-------- QUOTED PASSAGE --------

Evolve your habits to AI, or lose your job to AI
“Will AI take my job?”
Probably.
Most corporate departments will be slashed. A team of ten will be replaced by a team of two — supported by a roster of AI agents. The question isn't if this will happen, but whether you'll be indispensable when it does. Here’s your strategy to ensure you are wielding the power of AI rather than getting replaced by it:
Step 1: Build the AI-First Habit
In the early 1990’s, the solution to every problem lay in the library’s racks and stacks. The people who continued running to the library after Google appeared were left behind. Don’t be one of those people.
Instead, change your paradigm from “I’ll handle it!” to “Can AI handle it?”
Need to write a contract? Give it to ChatGPT first.
Need to debug code? Give it to ChatGPT first.
Need feedback on your presentation? Give it to ChatGPT first.
Your initial interactions might be lackluster. You’ll probably get amateurish results. Don’t get discouraged. The AI is not dumb — you just don’t know how to use it yet. But you will!
Your first attempts at using AI might be akin to someone in 2002 Googling: “I heard a song on the radio this morning that goes 'doo doo doo,' what is it?”
Don’t give up.
As this practice becomes a habit, you’ll learn how to add massively more context parameters and specificity in your prompting. You’ll learn that you can upload screenshots and csv files. You’ll learn to appreciate the speech-to-text accuracy of the little headphones icon in ChatGPT, and you’ll rarely type again.
You’ll start paying attention to the latest specialized tools hitting AI news cycles, like Devin for coding, Adept for enterprise knowledge work, and Perplexity for instant research. You might even get sucked into making your own custom GPTs for common workflows.
The more you throw at it, the more attuned you become to how it reasons, and the better you become at tool selection and prompts.
Before you know it, you’ve gone from tinkerer to master.
Today’s tinkerer is tomorrow’s master.

--------

EXERCISE REQUIREMENTS: Continue the essay on building AI habits to avoid losing your job to AI, starting after its last line.

-------- SUPPLIED MATERIAL --------

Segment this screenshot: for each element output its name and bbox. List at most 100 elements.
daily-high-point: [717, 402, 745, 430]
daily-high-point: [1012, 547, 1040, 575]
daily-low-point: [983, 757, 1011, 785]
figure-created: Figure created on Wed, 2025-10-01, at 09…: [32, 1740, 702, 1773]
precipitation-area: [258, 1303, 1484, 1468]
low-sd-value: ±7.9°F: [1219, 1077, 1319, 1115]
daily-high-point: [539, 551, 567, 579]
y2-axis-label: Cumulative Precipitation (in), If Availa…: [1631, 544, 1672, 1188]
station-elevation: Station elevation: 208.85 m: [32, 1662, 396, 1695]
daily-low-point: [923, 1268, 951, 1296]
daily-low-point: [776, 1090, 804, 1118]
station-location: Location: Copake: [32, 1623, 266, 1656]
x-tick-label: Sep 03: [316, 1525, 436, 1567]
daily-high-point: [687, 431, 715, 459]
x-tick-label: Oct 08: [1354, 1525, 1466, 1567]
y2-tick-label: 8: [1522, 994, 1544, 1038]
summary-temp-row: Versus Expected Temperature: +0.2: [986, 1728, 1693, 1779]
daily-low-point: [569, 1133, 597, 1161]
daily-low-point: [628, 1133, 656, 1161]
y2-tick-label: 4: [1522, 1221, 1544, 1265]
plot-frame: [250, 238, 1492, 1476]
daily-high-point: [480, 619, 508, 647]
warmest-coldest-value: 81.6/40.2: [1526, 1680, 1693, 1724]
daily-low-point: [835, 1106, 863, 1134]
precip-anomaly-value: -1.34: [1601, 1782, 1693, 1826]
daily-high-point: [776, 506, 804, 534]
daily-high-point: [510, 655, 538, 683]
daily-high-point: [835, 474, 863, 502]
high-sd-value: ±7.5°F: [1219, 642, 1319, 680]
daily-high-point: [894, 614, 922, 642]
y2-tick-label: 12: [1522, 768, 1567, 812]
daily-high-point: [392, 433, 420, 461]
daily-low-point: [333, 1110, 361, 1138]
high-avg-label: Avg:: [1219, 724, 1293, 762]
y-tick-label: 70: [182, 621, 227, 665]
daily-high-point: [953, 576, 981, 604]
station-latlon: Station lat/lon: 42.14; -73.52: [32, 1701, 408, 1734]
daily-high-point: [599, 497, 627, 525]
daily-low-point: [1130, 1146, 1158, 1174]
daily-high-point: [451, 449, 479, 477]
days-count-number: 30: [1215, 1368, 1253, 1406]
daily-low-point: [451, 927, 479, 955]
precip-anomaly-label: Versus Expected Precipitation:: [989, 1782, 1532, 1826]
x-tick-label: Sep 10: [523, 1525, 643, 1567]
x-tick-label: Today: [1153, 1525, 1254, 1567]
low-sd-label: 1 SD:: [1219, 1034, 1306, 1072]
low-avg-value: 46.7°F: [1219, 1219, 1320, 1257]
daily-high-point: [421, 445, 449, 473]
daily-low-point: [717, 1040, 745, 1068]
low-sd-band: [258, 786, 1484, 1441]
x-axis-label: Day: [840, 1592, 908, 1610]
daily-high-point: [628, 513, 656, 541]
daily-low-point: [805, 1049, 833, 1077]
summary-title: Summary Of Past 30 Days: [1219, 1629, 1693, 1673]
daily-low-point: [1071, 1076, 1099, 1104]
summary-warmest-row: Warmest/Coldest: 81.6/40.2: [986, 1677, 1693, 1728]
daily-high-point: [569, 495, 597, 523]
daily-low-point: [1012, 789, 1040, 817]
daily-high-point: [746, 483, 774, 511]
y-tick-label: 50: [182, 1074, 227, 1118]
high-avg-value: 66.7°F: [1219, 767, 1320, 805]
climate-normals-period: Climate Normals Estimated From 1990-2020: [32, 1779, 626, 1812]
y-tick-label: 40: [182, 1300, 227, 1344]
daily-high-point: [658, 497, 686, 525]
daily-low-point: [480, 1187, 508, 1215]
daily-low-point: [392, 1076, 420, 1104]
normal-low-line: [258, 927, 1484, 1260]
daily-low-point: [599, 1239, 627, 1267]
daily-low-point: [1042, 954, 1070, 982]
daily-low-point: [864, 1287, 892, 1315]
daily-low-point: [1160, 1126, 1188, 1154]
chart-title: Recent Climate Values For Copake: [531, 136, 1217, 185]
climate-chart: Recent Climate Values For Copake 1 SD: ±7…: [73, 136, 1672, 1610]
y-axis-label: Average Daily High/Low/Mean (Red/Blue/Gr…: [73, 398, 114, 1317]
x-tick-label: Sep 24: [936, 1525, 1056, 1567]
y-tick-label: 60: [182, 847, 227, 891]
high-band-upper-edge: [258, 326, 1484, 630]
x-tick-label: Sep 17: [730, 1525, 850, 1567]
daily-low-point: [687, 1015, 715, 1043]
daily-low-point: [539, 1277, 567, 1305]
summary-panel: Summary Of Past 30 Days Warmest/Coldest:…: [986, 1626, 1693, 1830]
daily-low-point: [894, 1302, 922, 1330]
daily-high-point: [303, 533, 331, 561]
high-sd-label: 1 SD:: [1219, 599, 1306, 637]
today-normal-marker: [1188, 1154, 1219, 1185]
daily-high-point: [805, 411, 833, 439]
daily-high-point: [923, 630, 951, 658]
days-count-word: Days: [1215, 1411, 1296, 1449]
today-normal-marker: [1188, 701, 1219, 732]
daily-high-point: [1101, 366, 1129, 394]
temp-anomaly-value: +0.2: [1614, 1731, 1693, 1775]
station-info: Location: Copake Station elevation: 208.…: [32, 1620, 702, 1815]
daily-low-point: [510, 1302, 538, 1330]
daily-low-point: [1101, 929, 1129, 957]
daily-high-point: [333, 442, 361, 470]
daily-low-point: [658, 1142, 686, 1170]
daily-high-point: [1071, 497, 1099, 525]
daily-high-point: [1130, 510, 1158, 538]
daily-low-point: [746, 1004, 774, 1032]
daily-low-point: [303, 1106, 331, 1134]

--------

OUTPUT OF THE TASK:
Step 2: Brand Yourself as an AI Early Adopter
Company leaders are just as scared as you are. They know AI is coming, but they don’t know who will lead the evolution in their teams. They are looking for curious early adopters, and this is your chance to raise your hand.
This is the once-in-a-lifetime moment in history where the learning curve for AI is highly approachable.
Take website development as an analogy: to create a nice website today, you’d need to know html, javascript, React, and css/scss, not to mention a server-side framework like Python/Django and a dev-ops toolkit like Docker/Heroku. The learning curve is steep, and requires months’ long boot camps just to get in the game.
But, in 1995, any high school kid who knew basic HTML could charge businesses $500 to “build their website”.
Today is your 1995 moment. The LLM application layer is realistically less than 2 years old. A decade from now, there will be layers of complexity. You will need a “Masters in LLM Engagement” to be taken seriously. Today, you just need to know how to optimize a prompt written in plain English.
Position yourself as the person presenting about AI at all-hands team meetings. Ensure you are involved when the company evaluates AI tooling. Be the person who wields the AI, so you’re not the person who is replaced by AI.
Be the person who wields the AI, so you’re not the person who is replaced by AI.